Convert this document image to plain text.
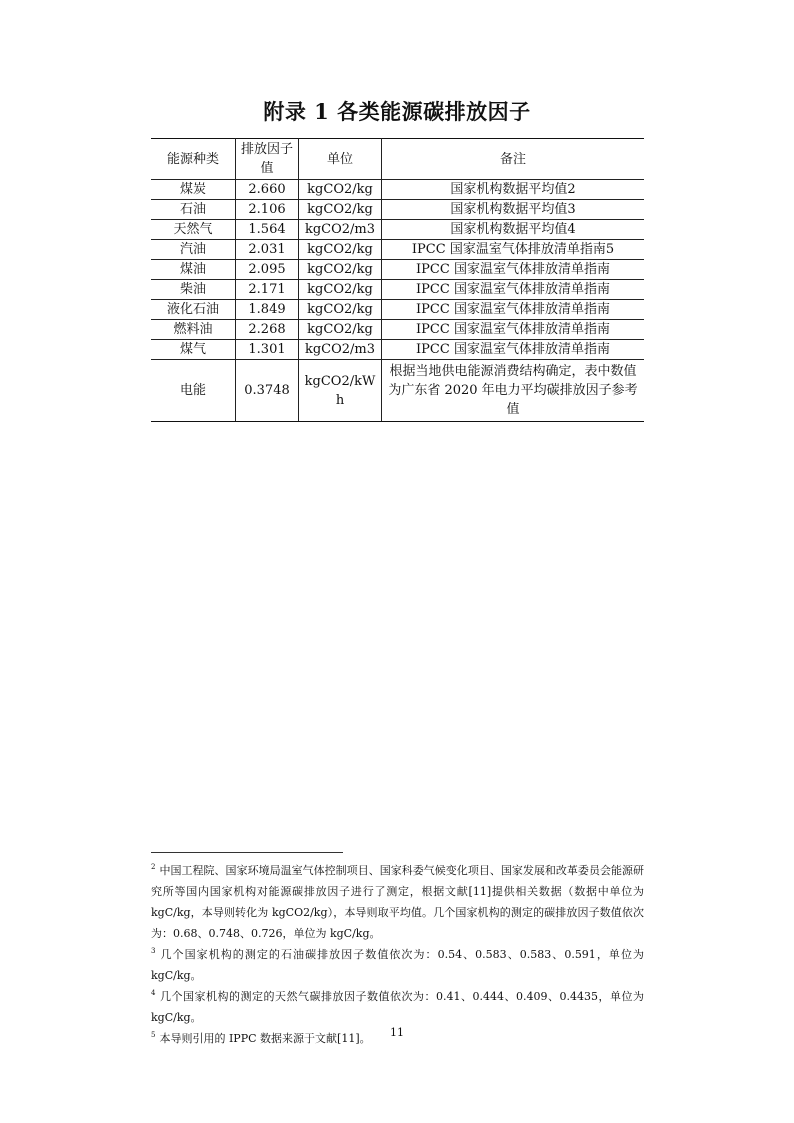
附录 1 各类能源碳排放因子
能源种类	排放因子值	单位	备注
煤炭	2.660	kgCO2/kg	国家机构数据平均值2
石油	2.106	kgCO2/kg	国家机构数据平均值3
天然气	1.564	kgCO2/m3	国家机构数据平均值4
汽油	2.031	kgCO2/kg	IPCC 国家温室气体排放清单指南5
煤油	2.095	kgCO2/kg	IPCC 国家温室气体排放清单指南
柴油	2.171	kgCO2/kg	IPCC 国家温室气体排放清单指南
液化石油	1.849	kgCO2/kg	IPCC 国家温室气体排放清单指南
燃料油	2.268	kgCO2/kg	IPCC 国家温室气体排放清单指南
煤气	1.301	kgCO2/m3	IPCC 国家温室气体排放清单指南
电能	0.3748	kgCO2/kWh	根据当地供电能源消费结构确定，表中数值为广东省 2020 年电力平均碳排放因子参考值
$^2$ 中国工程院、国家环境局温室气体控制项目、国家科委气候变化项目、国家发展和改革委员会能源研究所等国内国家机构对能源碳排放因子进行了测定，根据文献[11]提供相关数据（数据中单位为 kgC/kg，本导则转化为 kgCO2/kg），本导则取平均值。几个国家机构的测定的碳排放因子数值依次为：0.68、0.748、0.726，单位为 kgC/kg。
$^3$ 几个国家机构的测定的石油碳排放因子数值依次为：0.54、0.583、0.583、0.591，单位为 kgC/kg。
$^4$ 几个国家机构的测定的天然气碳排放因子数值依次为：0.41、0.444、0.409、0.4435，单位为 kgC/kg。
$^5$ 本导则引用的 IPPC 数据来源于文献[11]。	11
---
Short task: Quote each line of the listing exactly, but leave the pictures out.

Solution to this task:
Convert this document image to plain text.
附录 1 各类能源碳排放因子
能源种类	排放因子值	单位	备注
煤炭	2.660	kgCO2/kg	国家机构数据平均值2
石油	2.106	kgCO2/kg	国家机构数据平均值3
天然气	1.564	kgCO2/m3	国家机构数据平均值4
汽油	2.031	kgCO2/kg	IPCC 国家温室气体排放清单指南5
煤油	2.095	kgCO2/kg	IPCC 国家温室气体排放清单指南
柴油	2.171	kgCO2/kg	IPCC 国家温室气体排放清单指南
液化石油	1.849	kgCO2/kg	IPCC 国家温室气体排放清单指南
燃料油	2.268	kgCO2/kg	IPCC 国家温室气体排放清单指南
煤气	1.301	kgCO2/m3	IPCC 国家温室气体排放清单指南
电能	0.3748	kgCO2/kWh	根据当地供电能源消费结构确定，表中数值为广东省 2020 年电力平均碳排放因子参考值
$^2$ 中国工程院、国家环境局温室气体控制项目、国家科委气候变化项目、国家发展和改革委员会能源研究所等国内国家机构对能源碳排放因子进行了测定，根据文献[11]提供相关数据（数据中单位为 kgC/kg，本导则转化为 kgCO2/kg），本导则取平均值。几个国家机构的测定的碳排放因子数值依次为：0.68、0.748、0.726，单位为 kgC/kg。
$^3$ 几个国家机构的测定的石油碳排放因子数值依次为：0.54、0.583、0.583、0.591，单位为 kgC/kg。
$^4$ 几个国家机构的测定的天然气碳排放因子数值依次为：0.41、0.444、0.409、0.4435，单位为 kgC/kg。
$^5$ 本导则引用的 IPPC 数据来源于文献[11]。	11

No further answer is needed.